(Dataset entries)

"""

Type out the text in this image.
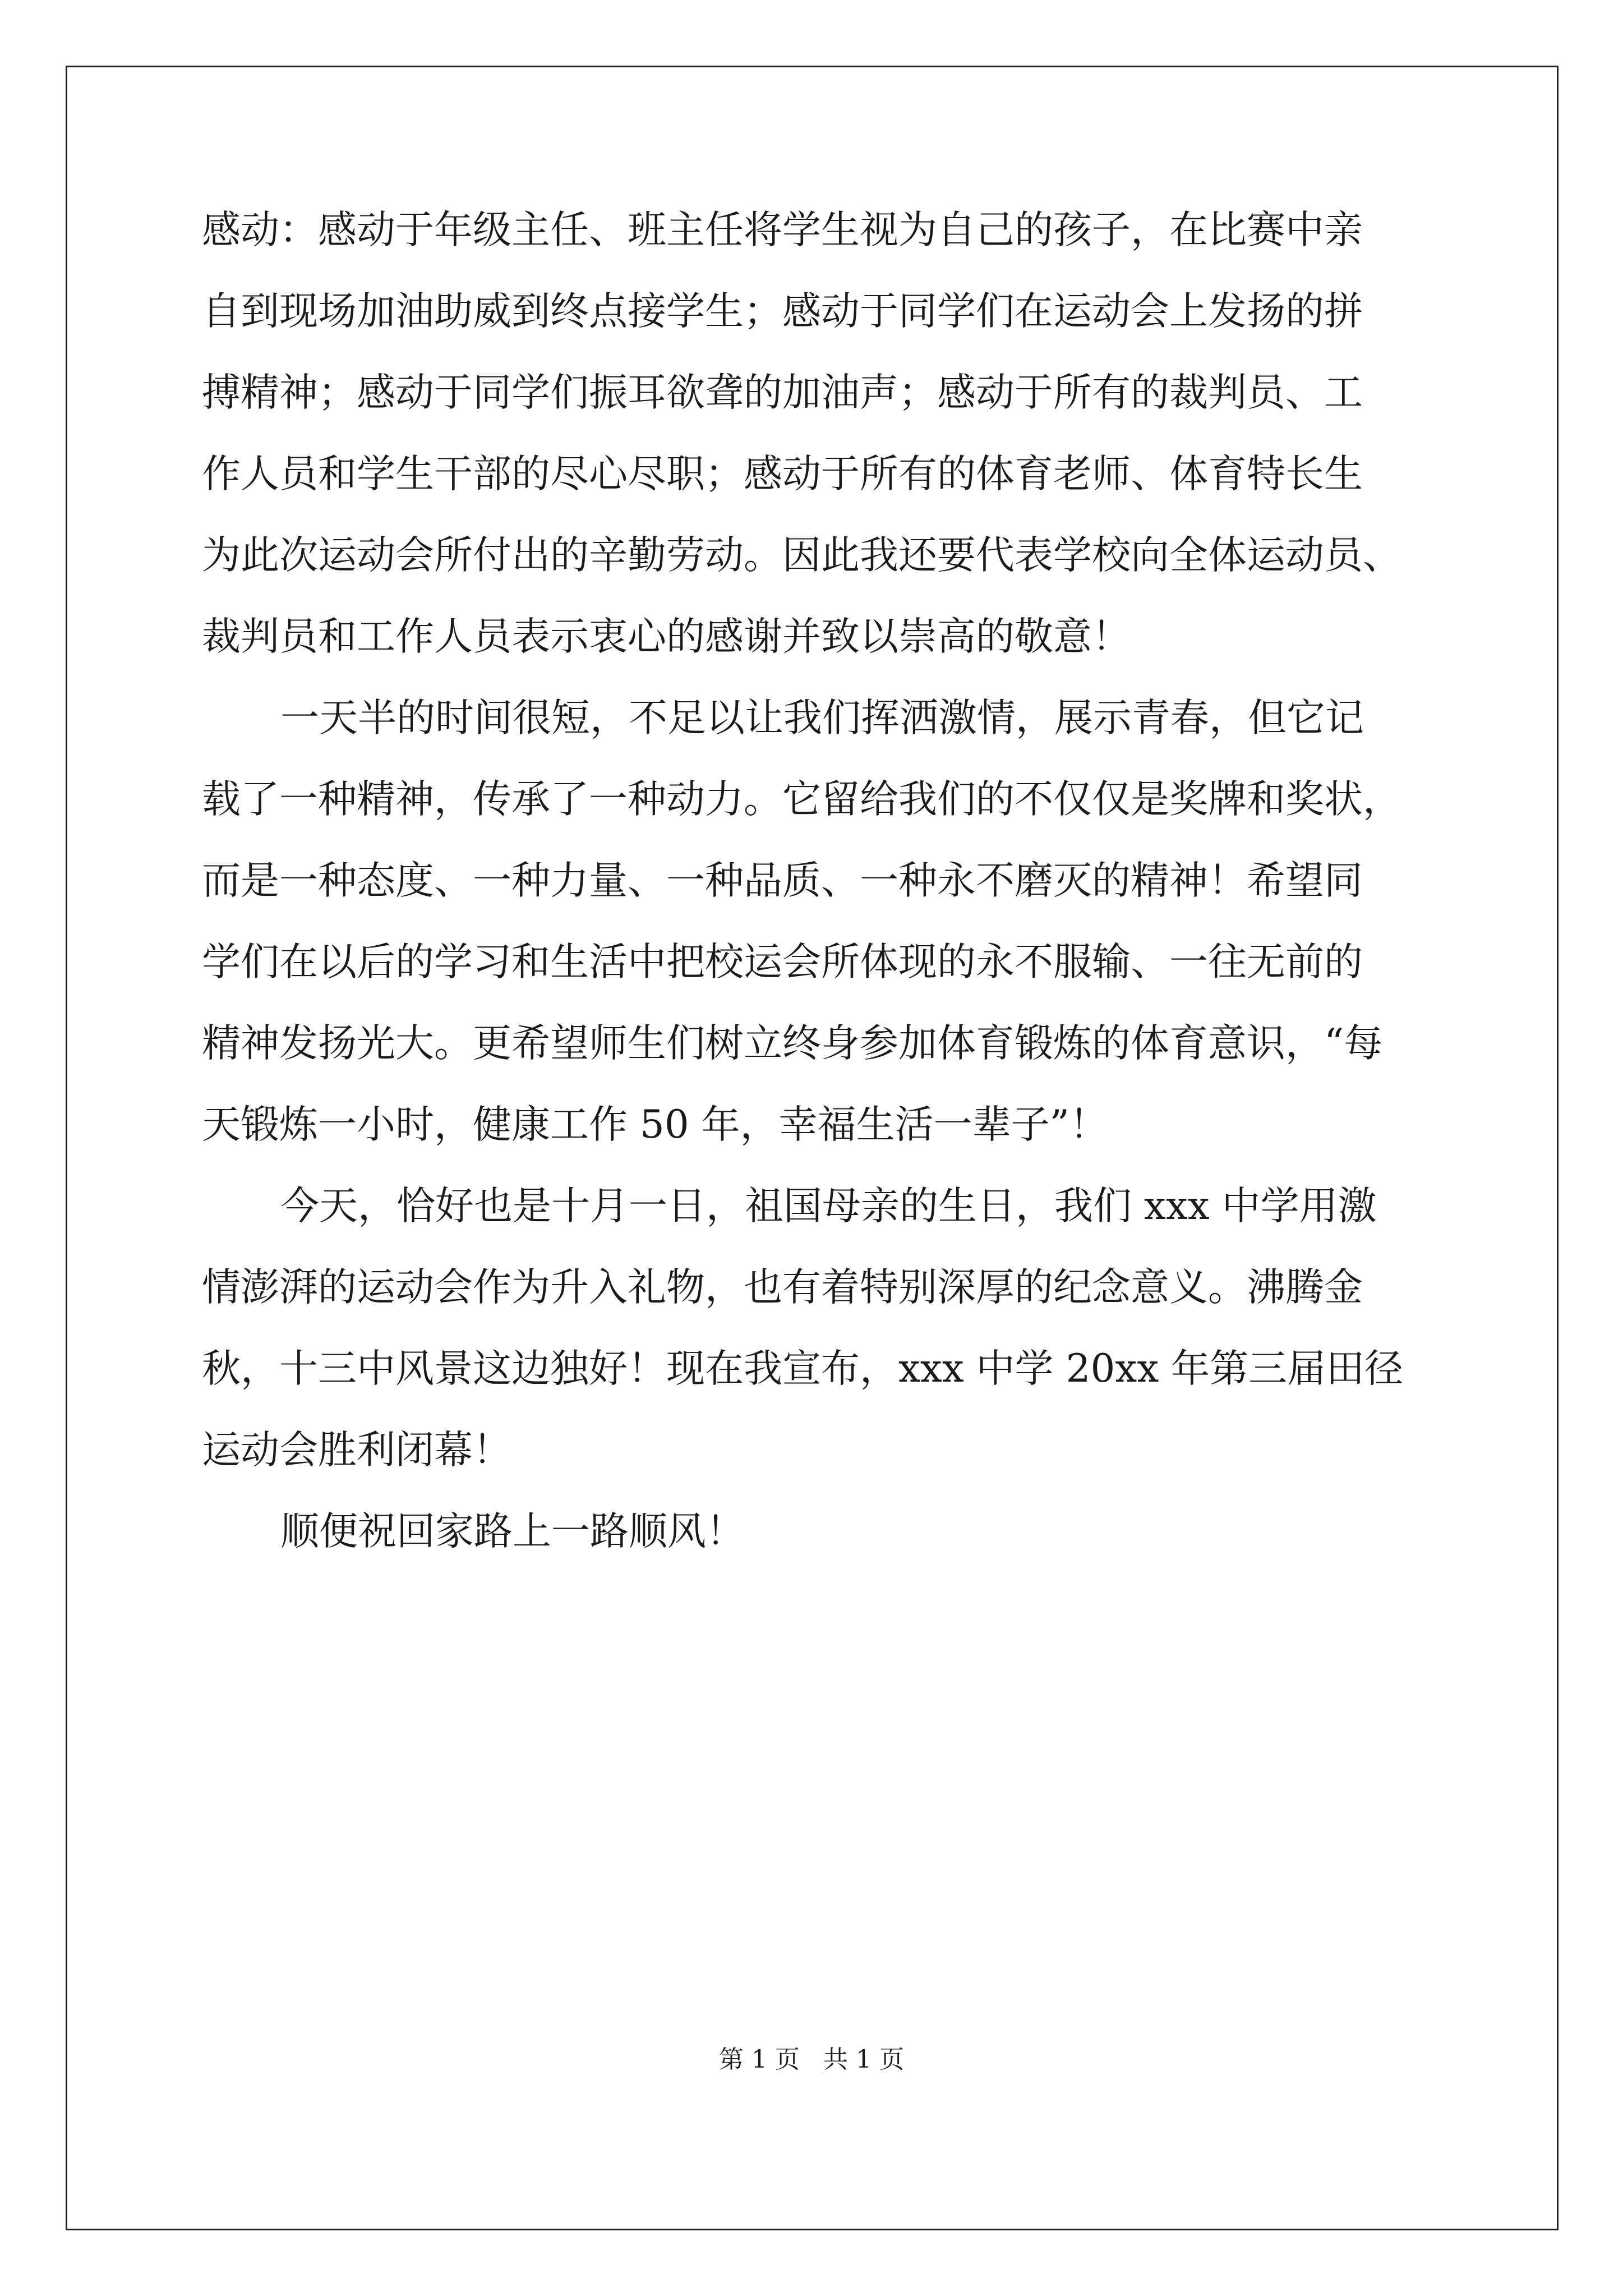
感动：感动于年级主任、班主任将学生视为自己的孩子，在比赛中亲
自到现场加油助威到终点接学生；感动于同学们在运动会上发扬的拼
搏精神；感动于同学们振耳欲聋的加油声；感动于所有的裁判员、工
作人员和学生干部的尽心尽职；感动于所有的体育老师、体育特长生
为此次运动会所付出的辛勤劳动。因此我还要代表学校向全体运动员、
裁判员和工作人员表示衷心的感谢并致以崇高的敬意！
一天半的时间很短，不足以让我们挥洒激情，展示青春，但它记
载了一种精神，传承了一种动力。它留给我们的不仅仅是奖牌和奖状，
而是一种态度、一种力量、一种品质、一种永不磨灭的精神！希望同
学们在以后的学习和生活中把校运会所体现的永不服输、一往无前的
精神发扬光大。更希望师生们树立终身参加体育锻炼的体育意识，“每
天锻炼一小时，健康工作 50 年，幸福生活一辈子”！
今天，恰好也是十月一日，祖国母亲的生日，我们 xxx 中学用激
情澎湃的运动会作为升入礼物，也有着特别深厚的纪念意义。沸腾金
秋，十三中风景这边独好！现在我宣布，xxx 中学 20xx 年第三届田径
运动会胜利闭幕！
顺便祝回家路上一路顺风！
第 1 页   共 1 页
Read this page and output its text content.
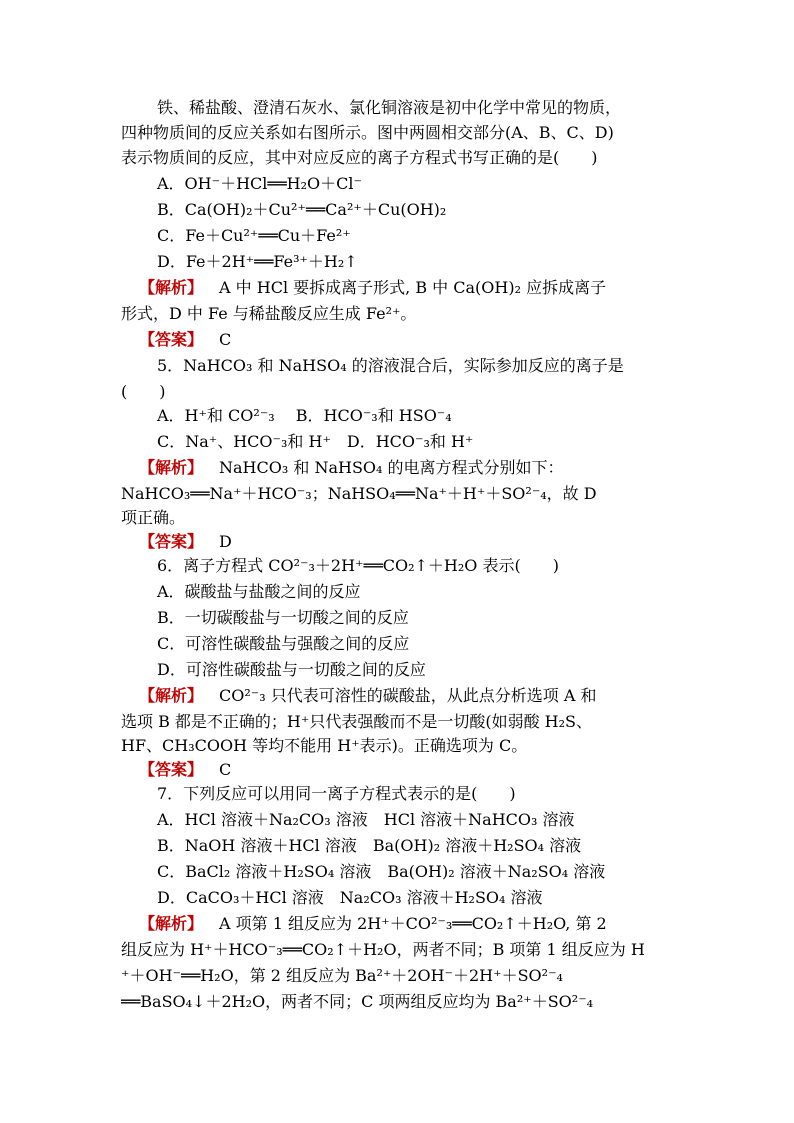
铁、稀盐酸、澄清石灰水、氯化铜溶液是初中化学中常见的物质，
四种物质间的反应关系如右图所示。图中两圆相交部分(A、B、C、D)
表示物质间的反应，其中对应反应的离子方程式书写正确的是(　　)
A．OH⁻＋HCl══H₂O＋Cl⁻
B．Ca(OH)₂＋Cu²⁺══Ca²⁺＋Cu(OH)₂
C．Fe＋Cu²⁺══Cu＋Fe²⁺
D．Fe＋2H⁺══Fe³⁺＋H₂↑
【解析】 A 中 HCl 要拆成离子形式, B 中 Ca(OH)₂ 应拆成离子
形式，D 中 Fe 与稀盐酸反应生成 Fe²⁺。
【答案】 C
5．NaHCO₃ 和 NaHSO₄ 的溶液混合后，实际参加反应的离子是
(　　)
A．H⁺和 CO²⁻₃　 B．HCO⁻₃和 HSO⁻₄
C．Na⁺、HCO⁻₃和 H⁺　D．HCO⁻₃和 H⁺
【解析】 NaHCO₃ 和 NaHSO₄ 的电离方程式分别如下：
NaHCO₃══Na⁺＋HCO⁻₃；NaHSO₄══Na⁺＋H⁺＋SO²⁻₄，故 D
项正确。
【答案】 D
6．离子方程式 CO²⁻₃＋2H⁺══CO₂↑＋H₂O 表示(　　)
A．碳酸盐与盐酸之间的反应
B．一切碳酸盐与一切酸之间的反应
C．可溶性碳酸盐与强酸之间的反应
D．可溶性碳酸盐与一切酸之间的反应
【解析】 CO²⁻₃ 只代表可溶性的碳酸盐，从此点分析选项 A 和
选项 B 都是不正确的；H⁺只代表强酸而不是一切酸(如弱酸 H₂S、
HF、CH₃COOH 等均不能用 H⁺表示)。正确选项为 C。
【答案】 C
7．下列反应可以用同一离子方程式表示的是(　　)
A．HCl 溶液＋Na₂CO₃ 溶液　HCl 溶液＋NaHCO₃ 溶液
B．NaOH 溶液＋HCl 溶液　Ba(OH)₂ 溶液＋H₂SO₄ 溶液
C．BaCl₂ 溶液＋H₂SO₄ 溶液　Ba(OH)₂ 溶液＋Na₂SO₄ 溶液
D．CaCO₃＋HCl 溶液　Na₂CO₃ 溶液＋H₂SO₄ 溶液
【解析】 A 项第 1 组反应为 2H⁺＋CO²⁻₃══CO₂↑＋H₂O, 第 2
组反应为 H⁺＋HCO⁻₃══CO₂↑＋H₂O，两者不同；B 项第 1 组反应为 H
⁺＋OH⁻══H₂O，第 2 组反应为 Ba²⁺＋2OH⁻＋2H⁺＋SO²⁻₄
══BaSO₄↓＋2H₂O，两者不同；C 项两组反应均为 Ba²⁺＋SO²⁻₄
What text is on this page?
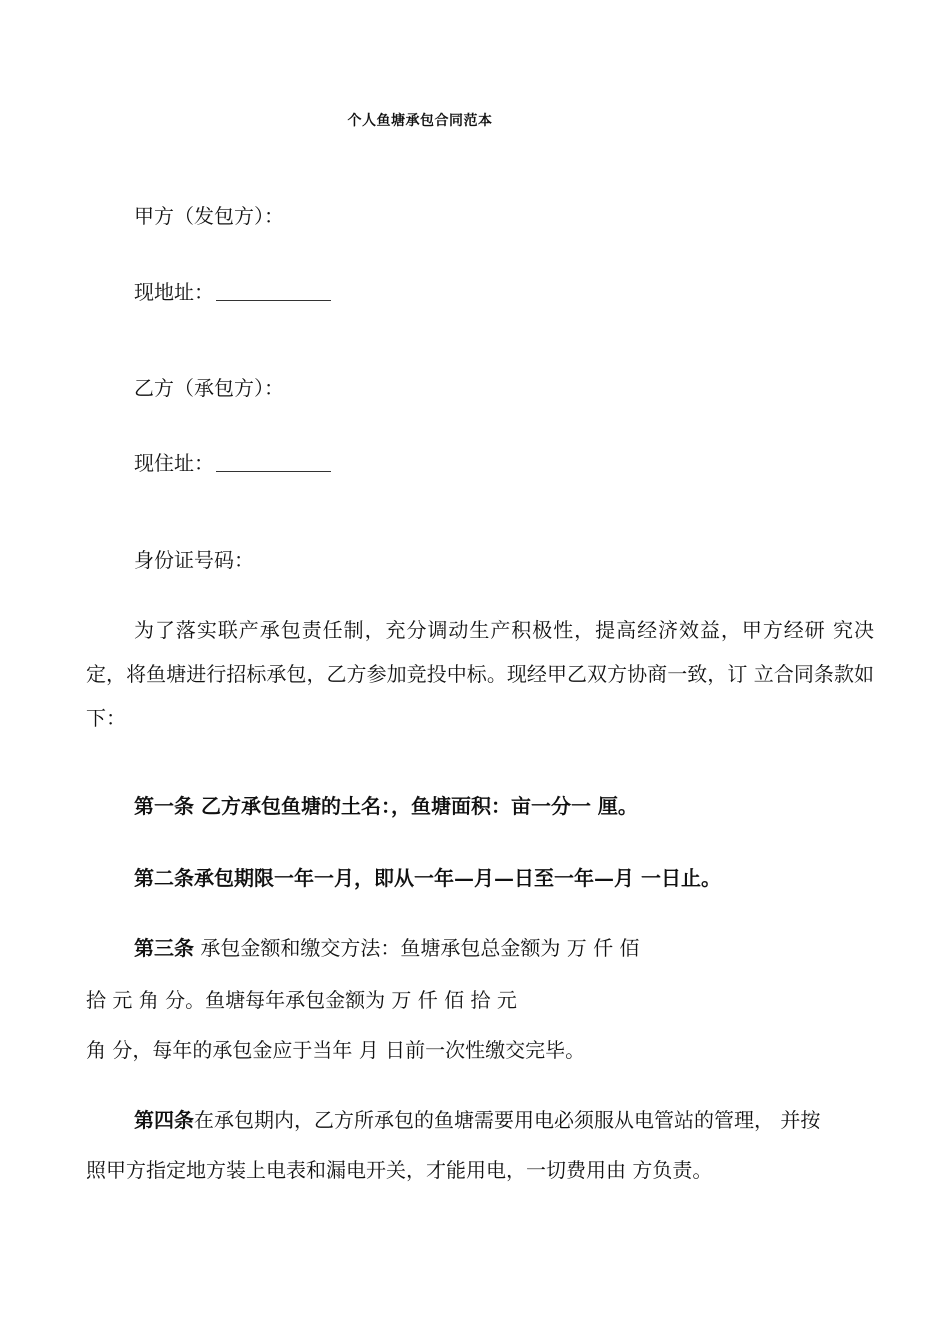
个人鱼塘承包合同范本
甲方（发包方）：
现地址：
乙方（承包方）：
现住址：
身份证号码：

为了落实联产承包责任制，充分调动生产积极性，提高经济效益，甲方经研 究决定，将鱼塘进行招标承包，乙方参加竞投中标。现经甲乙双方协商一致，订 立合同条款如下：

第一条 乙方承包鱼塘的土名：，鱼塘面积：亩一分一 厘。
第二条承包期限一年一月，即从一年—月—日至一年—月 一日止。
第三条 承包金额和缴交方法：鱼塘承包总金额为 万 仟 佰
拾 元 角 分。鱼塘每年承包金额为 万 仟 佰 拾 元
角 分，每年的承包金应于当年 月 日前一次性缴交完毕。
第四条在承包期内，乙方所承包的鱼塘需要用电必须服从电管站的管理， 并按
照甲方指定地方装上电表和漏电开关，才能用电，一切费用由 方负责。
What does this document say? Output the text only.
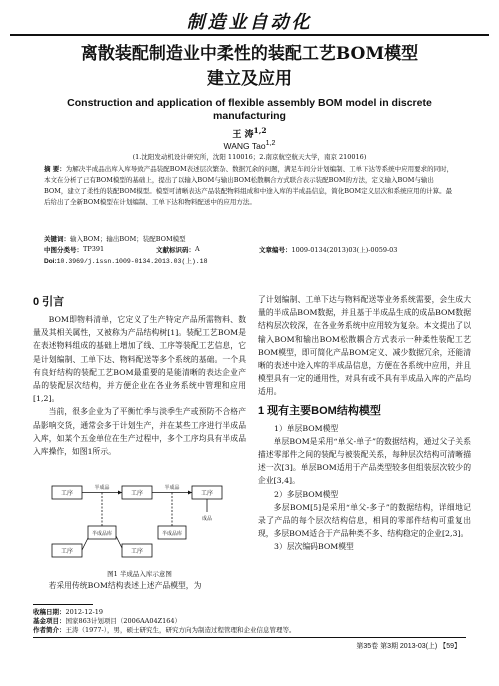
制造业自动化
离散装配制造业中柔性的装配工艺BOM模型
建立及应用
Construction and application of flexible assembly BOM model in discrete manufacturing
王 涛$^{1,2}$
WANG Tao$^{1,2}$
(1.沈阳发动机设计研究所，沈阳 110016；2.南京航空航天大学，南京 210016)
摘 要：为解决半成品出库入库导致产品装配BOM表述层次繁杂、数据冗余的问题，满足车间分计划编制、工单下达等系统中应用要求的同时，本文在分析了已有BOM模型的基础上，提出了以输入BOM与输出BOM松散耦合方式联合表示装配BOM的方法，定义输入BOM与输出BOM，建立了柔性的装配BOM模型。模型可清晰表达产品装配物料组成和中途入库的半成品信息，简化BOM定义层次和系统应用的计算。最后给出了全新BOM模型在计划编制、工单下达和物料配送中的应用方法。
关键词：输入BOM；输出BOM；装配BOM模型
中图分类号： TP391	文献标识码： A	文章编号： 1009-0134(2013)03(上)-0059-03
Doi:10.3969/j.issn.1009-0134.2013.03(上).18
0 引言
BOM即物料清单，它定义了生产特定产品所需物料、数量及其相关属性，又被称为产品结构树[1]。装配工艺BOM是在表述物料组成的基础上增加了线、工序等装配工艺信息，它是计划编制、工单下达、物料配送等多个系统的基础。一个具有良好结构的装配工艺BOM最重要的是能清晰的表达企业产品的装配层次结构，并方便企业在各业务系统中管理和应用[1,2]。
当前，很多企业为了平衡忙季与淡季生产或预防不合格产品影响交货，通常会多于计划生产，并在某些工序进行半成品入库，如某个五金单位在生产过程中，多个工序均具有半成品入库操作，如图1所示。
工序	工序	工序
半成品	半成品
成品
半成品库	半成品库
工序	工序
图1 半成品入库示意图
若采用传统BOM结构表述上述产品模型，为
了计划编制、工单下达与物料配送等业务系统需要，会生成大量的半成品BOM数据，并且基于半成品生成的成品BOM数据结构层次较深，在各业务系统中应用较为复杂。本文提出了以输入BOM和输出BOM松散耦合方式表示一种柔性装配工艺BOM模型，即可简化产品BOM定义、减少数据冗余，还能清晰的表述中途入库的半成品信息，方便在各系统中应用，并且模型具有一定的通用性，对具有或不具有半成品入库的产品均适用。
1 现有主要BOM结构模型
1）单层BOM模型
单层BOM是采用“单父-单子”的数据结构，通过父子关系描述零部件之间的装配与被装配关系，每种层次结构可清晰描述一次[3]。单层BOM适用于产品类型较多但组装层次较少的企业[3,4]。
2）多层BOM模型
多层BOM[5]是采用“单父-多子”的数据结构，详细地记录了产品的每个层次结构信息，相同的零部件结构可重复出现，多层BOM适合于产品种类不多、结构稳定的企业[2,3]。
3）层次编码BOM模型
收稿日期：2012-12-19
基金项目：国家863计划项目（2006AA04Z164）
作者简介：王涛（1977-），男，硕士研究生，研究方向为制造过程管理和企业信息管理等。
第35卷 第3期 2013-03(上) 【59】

"""

REQUIRED WORK
From the entries above, copy every line where the word "两者不同" shows up.

FINAL RESULT
组反应为 H⁺＋HCO⁻₃══CO₂↑＋H₂O，两者不同；B 项第 1 组反应为 H
══BaSO₄↓＋2H₂O，两者不同；C 项两组反应均为 Ba²⁺＋SO²⁻₄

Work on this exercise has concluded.